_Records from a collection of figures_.
───

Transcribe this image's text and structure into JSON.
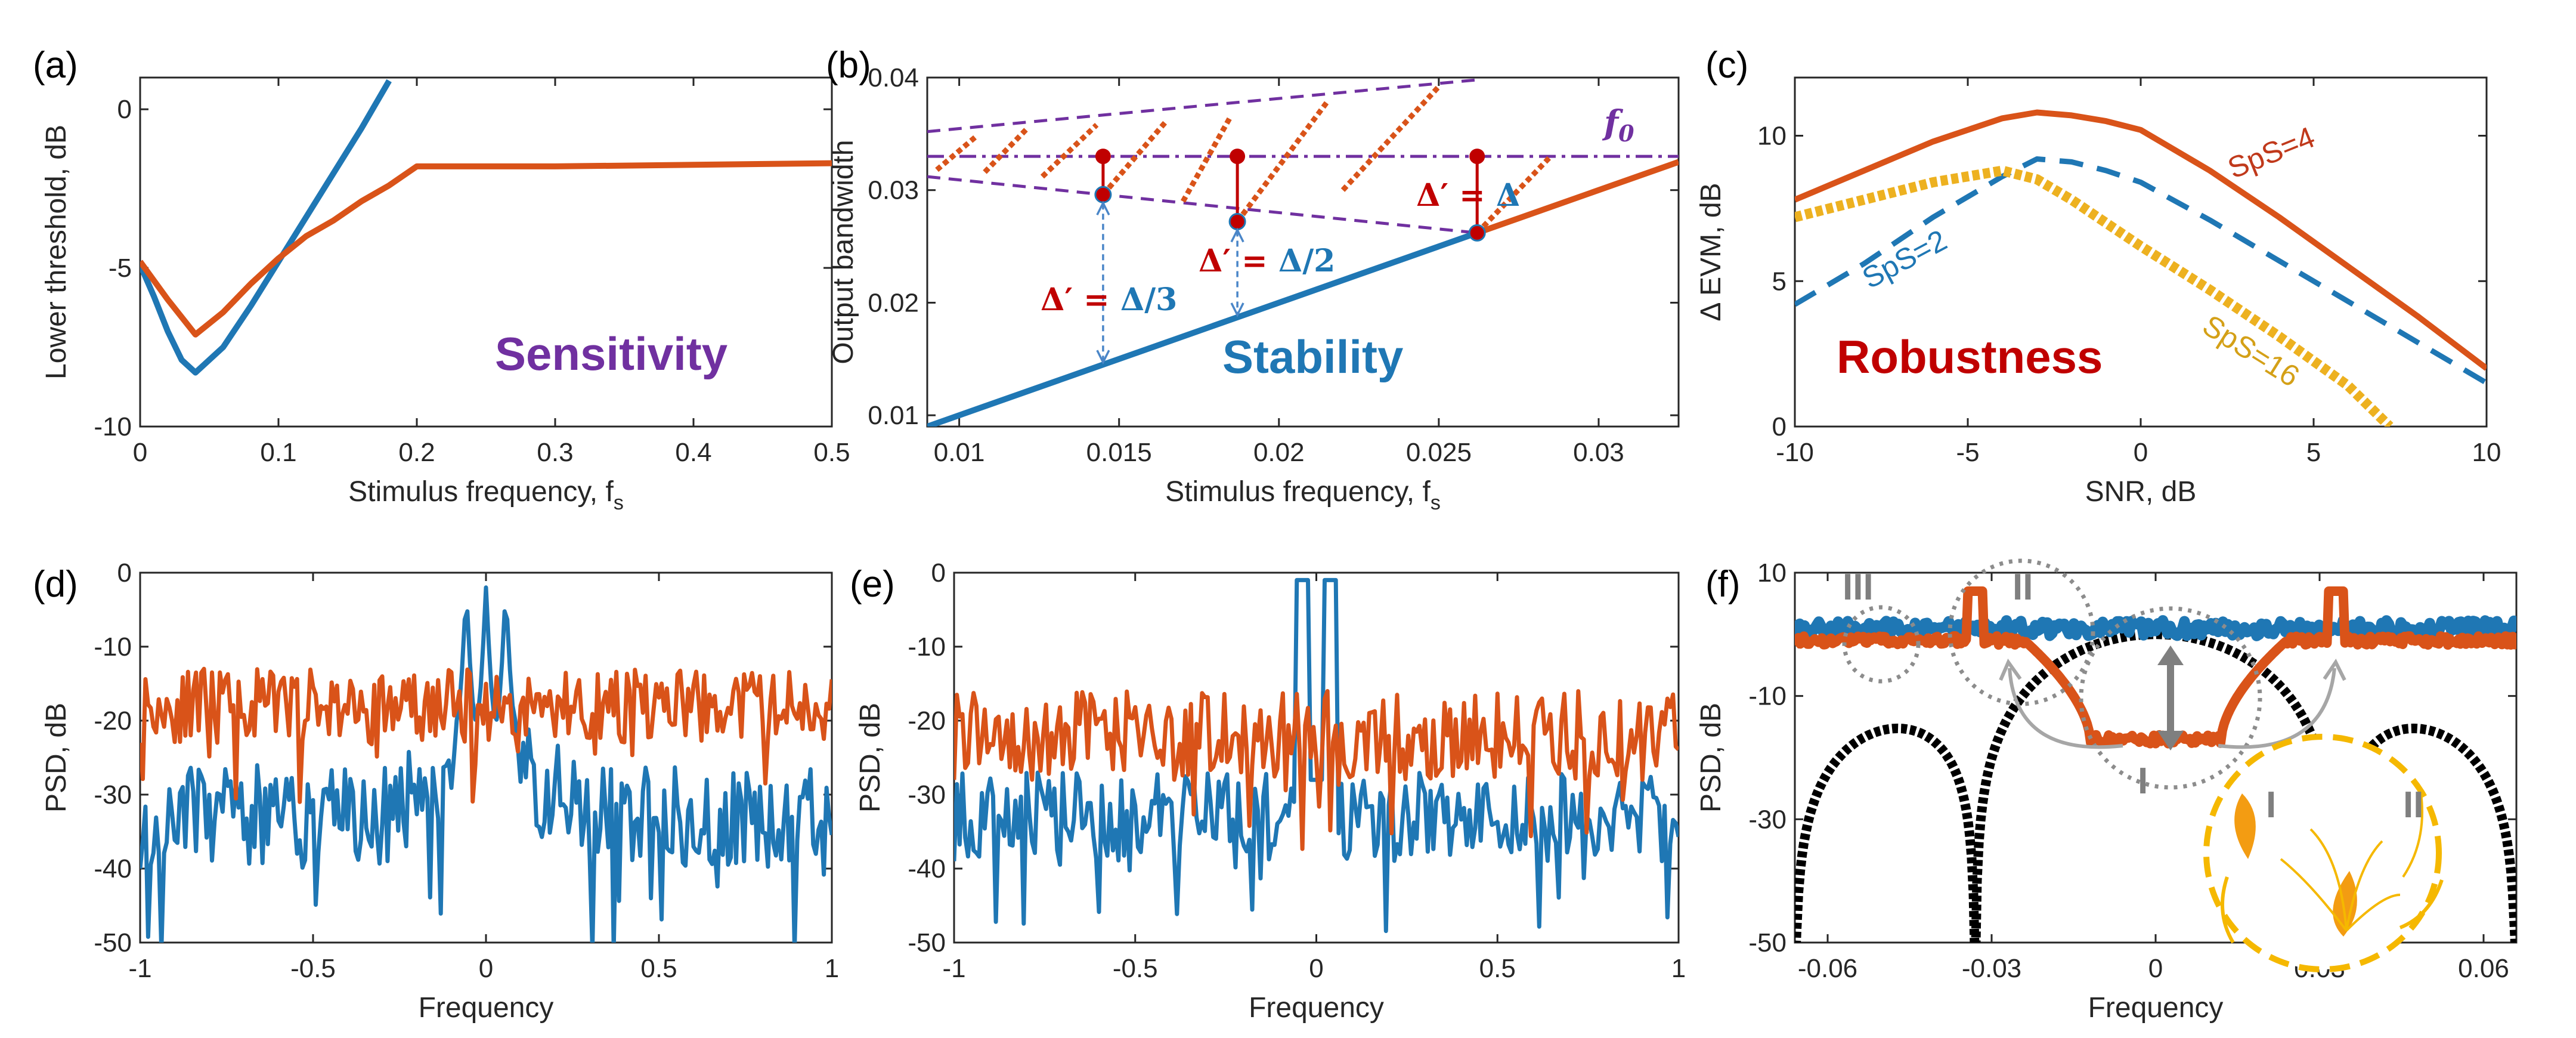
{
  "chart_data": [
    {
      "panel": "(a)",
      "type": "line",
      "xlabel": "Stimulus frequency, f",
      "xlabel_sub": "s",
      "ylabel": "Lower threshold, dB",
      "xlim": [
        0,
        0.5
      ],
      "ylim": [
        -10,
        1
      ],
      "xticks": [
        "0",
        "0.1",
        "0.2",
        "0.3",
        "0.4",
        "0.5"
      ],
      "yticks": [
        "0",
        "-5",
        "-10"
      ],
      "annotation": "Sensitivity",
      "series": [
        {
          "name": "blue",
          "color": "#1f77b4",
          "x": [
            0,
            0.01,
            0.02,
            0.03,
            0.04,
            0.06,
            0.08,
            0.1,
            0.12,
            0.14,
            0.16,
            0.18
          ],
          "y": [
            -4.9,
            -5.9,
            -7.0,
            -7.9,
            -8.3,
            -7.5,
            -6.2,
            -4.8,
            -3.4,
            -2.0,
            -0.6,
            0.9
          ]
        },
        {
          "name": "orange",
          "color": "#d95319",
          "x": [
            0,
            0.02,
            0.04,
            0.06,
            0.08,
            0.1,
            0.12,
            0.14,
            0.16,
            0.18,
            0.2,
            0.3,
            0.4,
            0.5
          ],
          "y": [
            -4.8,
            -6.0,
            -7.1,
            -6.4,
            -5.5,
            -4.7,
            -4.0,
            -3.5,
            -2.9,
            -2.4,
            -1.8,
            -1.8,
            -1.75,
            -1.7
          ]
        }
      ]
    },
    {
      "panel": "(b)",
      "type": "line",
      "xlabel": "Stimulus frequency, f",
      "xlabel_sub": "s",
      "ylabel": "Output bandwidth",
      "xlim": [
        0.009,
        0.0325
      ],
      "ylim": [
        0.009,
        0.04
      ],
      "xticks": [
        "0.01",
        "0.015",
        "0.02",
        "0.025",
        "0.03"
      ],
      "yticks": [
        "0.01",
        "0.02",
        "0.03",
        "0.04"
      ],
      "annotation": "Stability",
      "f0_label": "f",
      "f0_value": 0.033,
      "labels": {
        "d3_prefix": "Δ′ = ",
        "d3_value": "Δ/3",
        "d2_prefix": "Δ′ = ",
        "d2_value": "Δ/2",
        "d1_prefix": "Δ′ = ",
        "d1_value": "Δ"
      },
      "markers_x": [
        0.0145,
        0.0187,
        0.0262
      ],
      "series": [
        {
          "name": "stable-blue",
          "color": "#1f77b4",
          "x": [
            0.009,
            0.0262
          ],
          "y": [
            0.009,
            0.0262
          ]
        },
        {
          "name": "orange-branch",
          "color": "#d95319",
          "x": [
            0.0262,
            0.0325
          ],
          "y": [
            0.0262,
            0.0325
          ]
        }
      ]
    },
    {
      "panel": "(c)",
      "type": "line",
      "xlabel": "SNR, dB",
      "ylabel": "Δ EVM, dB",
      "xlim": [
        -10,
        10
      ],
      "ylim": [
        0,
        12
      ],
      "xticks": [
        "-10",
        "-5",
        "0",
        "5",
        "10"
      ],
      "yticks": [
        "0",
        "5",
        "10"
      ],
      "annotation": "Robustness",
      "series": [
        {
          "name": "SpS=4",
          "color": "#d95319",
          "x": [
            -10,
            -8,
            -6,
            -4,
            -3,
            -2,
            -1,
            0,
            2,
            4,
            6,
            8,
            10
          ],
          "y": [
            7.8,
            8.8,
            9.8,
            10.6,
            10.8,
            10.7,
            10.5,
            10.2,
            8.8,
            7.2,
            5.5,
            3.8,
            2.0
          ]
        },
        {
          "name": "SpS=2",
          "color": "#1f77b4",
          "x": [
            -10,
            -8,
            -6,
            -4,
            -3,
            -2,
            -1,
            0,
            2,
            4,
            6,
            8,
            10
          ],
          "y": [
            4.2,
            5.6,
            7.2,
            8.6,
            9.2,
            9.1,
            8.8,
            8.4,
            7.1,
            5.7,
            4.3,
            2.9,
            1.5
          ]
        },
        {
          "name": "SpS=16",
          "color": "#edb120",
          "x": [
            -10,
            -8,
            -6,
            -4,
            -3,
            -2,
            -1,
            0,
            2,
            4,
            6,
            7.2
          ],
          "y": [
            7.2,
            7.8,
            8.4,
            8.8,
            8.5,
            7.8,
            7.0,
            6.2,
            4.7,
            3.1,
            1.4,
            0.0
          ]
        }
      ],
      "legend_labels": [
        "SpS=4",
        "SpS=2",
        "SpS=16"
      ]
    },
    {
      "panel": "(d)",
      "type": "line",
      "xlabel": "Frequency",
      "ylabel": "PSD, dB",
      "xlim": [
        -1,
        1
      ],
      "ylim": [
        -50,
        0
      ],
      "xticks": [
        "-1",
        "-0.5",
        "0",
        "0.5",
        "1"
      ],
      "yticks": [
        "0",
        "-10",
        "-20",
        "-30",
        "-40",
        "-50"
      ],
      "series": [
        {
          "name": "blue-psd",
          "color": "#1f77b4",
          "base": -33,
          "spread": 7,
          "seed": 3
        },
        {
          "name": "orange-psd",
          "color": "#d95319",
          "base": -18,
          "spread": 5,
          "seed": 11
        }
      ]
    },
    {
      "panel": "(e)",
      "type": "line",
      "xlabel": "Frequency",
      "ylabel": "PSD, dB",
      "xlim": [
        -1,
        1
      ],
      "ylim": [
        -50,
        0
      ],
      "xticks": [
        "-1",
        "-0.5",
        "0",
        "0.5",
        "1"
      ],
      "yticks": [
        "0",
        "-10",
        "-20",
        "-30",
        "-40",
        "-50"
      ],
      "series": [
        {
          "name": "blue-psd",
          "color": "#1f77b4",
          "base": -33,
          "spread": 6,
          "seed": 21
        },
        {
          "name": "orange-psd",
          "color": "#d95319",
          "base": -22,
          "spread": 6,
          "seed": 37
        }
      ]
    },
    {
      "panel": "(f)",
      "type": "line",
      "xlabel": "Frequency",
      "ylabel": "PSD, dB",
      "xlim": [
        -0.066,
        0.066
      ],
      "ylim": [
        -50,
        10
      ],
      "xticks": [
        "-0.06",
        "-0.03",
        "0",
        "0.03",
        "0.06"
      ],
      "yticks": [
        "10",
        "-10",
        "-30",
        "-50"
      ],
      "region_labels": [
        "III",
        "II",
        "I",
        "I",
        "II"
      ],
      "series": [
        {
          "name": "blue-flat",
          "color": "#1f77b4",
          "level": 1
        },
        {
          "name": "orange-notch",
          "color": "#d95319"
        },
        {
          "name": "black-sinc",
          "color": "#000000"
        }
      ]
    }
  ]
}
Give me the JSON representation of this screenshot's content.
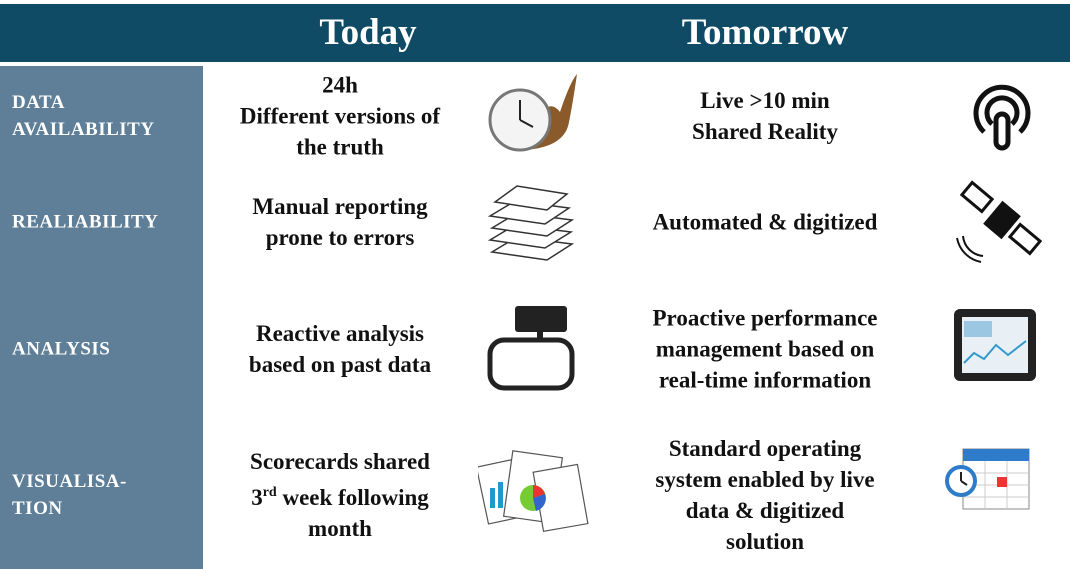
{
  "header": {
    "columns": [
      "Today",
      "Tomorrow"
    ]
  },
  "rows": [
    {
      "label": [
        "DATA",
        "AVAILABILITY"
      ],
      "today": [
        "24h",
        "Different versions of",
        "the truth"
      ],
      "tomorrow": [
        "Live >10 min",
        "Shared Reality"
      ]
    },
    {
      "label": [
        "REALIABILITY"
      ],
      "today": [
        "Manual reporting",
        "prone to errors"
      ],
      "tomorrow": [
        "Automated & digitized"
      ]
    },
    {
      "label": [
        "ANALYSIS"
      ],
      "today": [
        "Reactive analysis",
        "based on past data"
      ],
      "tomorrow": [
        "Proactive performance",
        "management based on",
        "real-time information"
      ]
    },
    {
      "label": [
        "VISUALISA-",
        "TION"
      ],
      "today": [
        "Scorecards shared",
        [
          "3",
          "rd",
          " week following"
        ],
        "month"
      ],
      "tomorrow": [
        "Standard operating",
        "system enabled by live",
        "data & digitized",
        "solution"
      ]
    }
  ]
}
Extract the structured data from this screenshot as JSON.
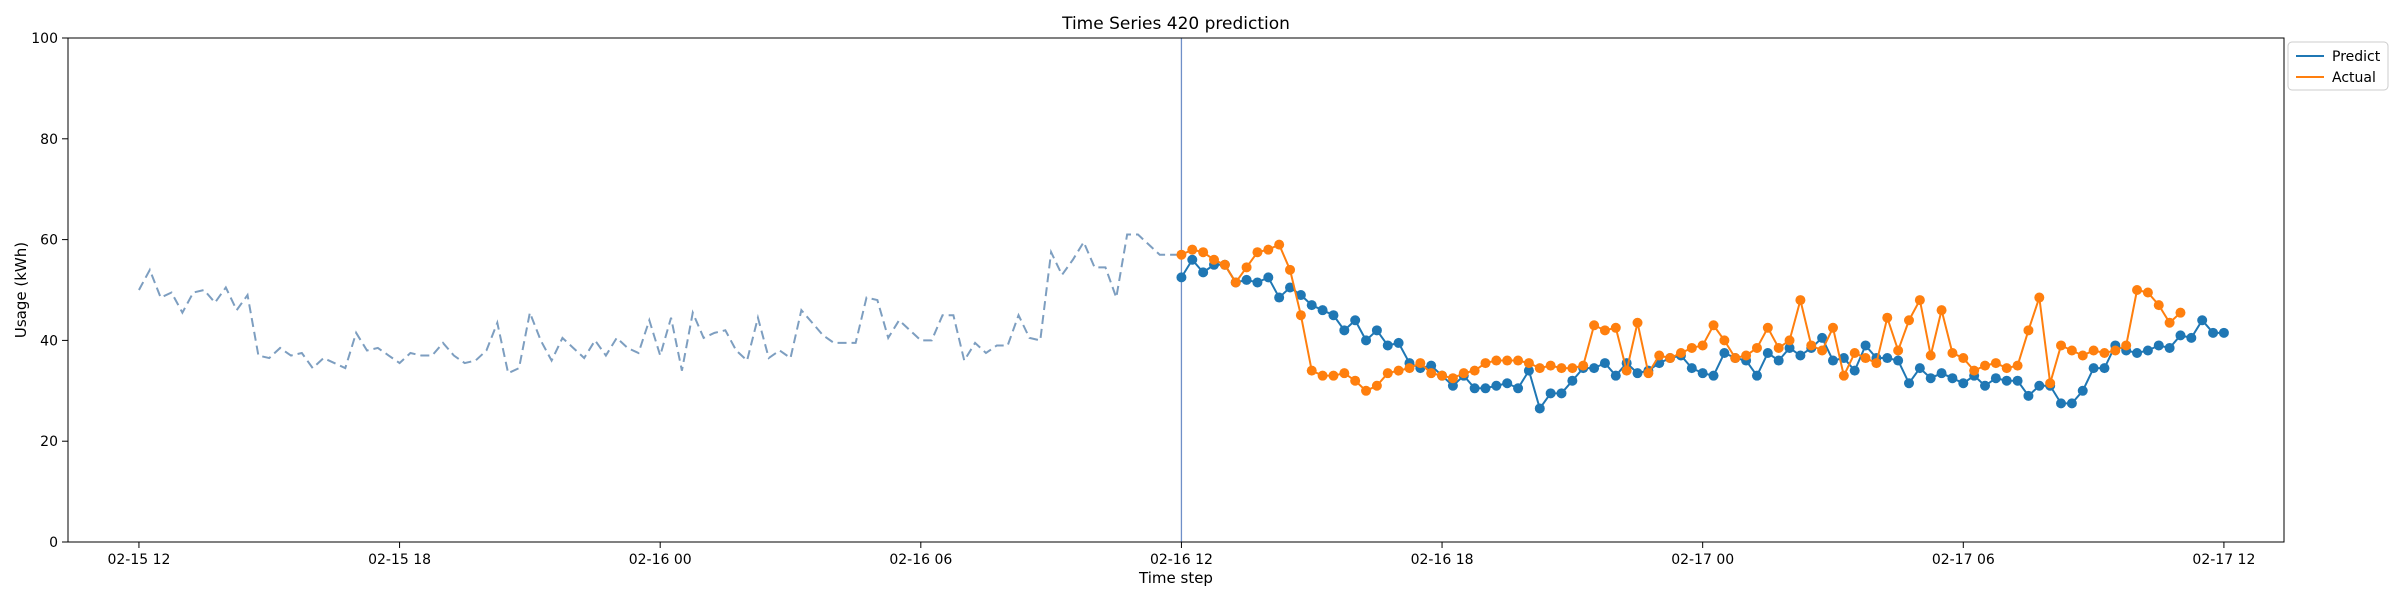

───

_Work instructions_.
List all lines from the entries that include the word "screenshot".

_Reply to the task_.
Give me the JSON representation of this screenshot's content.
Extract the structured data from this screenshot as JSON.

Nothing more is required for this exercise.